■ Data excerpts ■
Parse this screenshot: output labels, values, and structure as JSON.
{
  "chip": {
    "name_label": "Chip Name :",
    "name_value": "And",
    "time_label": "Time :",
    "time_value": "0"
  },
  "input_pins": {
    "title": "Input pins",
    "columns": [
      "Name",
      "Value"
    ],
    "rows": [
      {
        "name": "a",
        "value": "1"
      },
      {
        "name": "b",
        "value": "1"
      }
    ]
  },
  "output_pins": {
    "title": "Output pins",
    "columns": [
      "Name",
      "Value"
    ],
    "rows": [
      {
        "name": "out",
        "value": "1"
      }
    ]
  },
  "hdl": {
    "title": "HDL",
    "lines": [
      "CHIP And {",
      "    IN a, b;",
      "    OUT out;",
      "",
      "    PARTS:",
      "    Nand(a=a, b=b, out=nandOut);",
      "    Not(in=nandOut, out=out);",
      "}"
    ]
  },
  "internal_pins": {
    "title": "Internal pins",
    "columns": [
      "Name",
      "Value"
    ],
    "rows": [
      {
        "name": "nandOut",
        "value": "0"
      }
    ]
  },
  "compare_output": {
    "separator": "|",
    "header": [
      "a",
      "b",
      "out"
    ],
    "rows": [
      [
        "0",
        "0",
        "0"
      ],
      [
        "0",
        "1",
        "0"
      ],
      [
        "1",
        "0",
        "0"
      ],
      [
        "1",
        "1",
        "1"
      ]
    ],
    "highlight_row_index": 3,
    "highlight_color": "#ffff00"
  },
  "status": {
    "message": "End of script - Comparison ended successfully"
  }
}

■ Set task ■
Return the material exactly as it stands.

■ Finished answer ■
Parse this screenshot: output labels, values, and structure as JSON.
{
  "chip": {
    "name_label": "Chip Name :",
    "name_value": "And",
    "time_label": "Time :",
    "time_value": "0"
  },
  "input_pins": {
    "title": "Input pins",
    "columns": [
      "Name",
      "Value"
    ],
    "rows": [
      {
        "name": "a",
        "value": "1"
      },
      {
        "name": "b",
        "value": "1"
      }
    ]
  },
  "output_pins": {
    "title": "Output pins",
    "columns": [
      "Name",
      "Value"
    ],
    "rows": [
      {
        "name": "out",
        "value": "1"
      }
    ]
  },
  "hdl": {
    "title": "HDL",
    "lines": [
      "CHIP And {",
      "    IN a, b;",
      "    OUT out;",
      "",
      "    PARTS:",
      "    Nand(a=a, b=b, out=nandOut);",
      "    Not(in=nandOut, out=out);",
      "}"
    ]
  },
  "internal_pins": {
    "title": "Internal pins",
    "columns": [
      "Name",
      "Value"
    ],
    "rows": [
      {
        "name": "nandOut",
        "value": "0"
      }
    ]
  },
  "compare_output": {
    "separator": "|",
    "header": [
      "a",
      "b",
      "out"
    ],
    "rows": [
      [
        "0",
        "0",
        "0"
      ],
      [
        "0",
        "1",
        "0"
      ],
      [
        "1",
        "0",
        "0"
      ],
      [
        "1",
        "1",
        "1"
      ]
    ],
    "highlight_row_index": 3,
    "highlight_color": "#ffff00"
  },
  "status": {
    "message": "End of script - Comparison ended successfully"
  }
}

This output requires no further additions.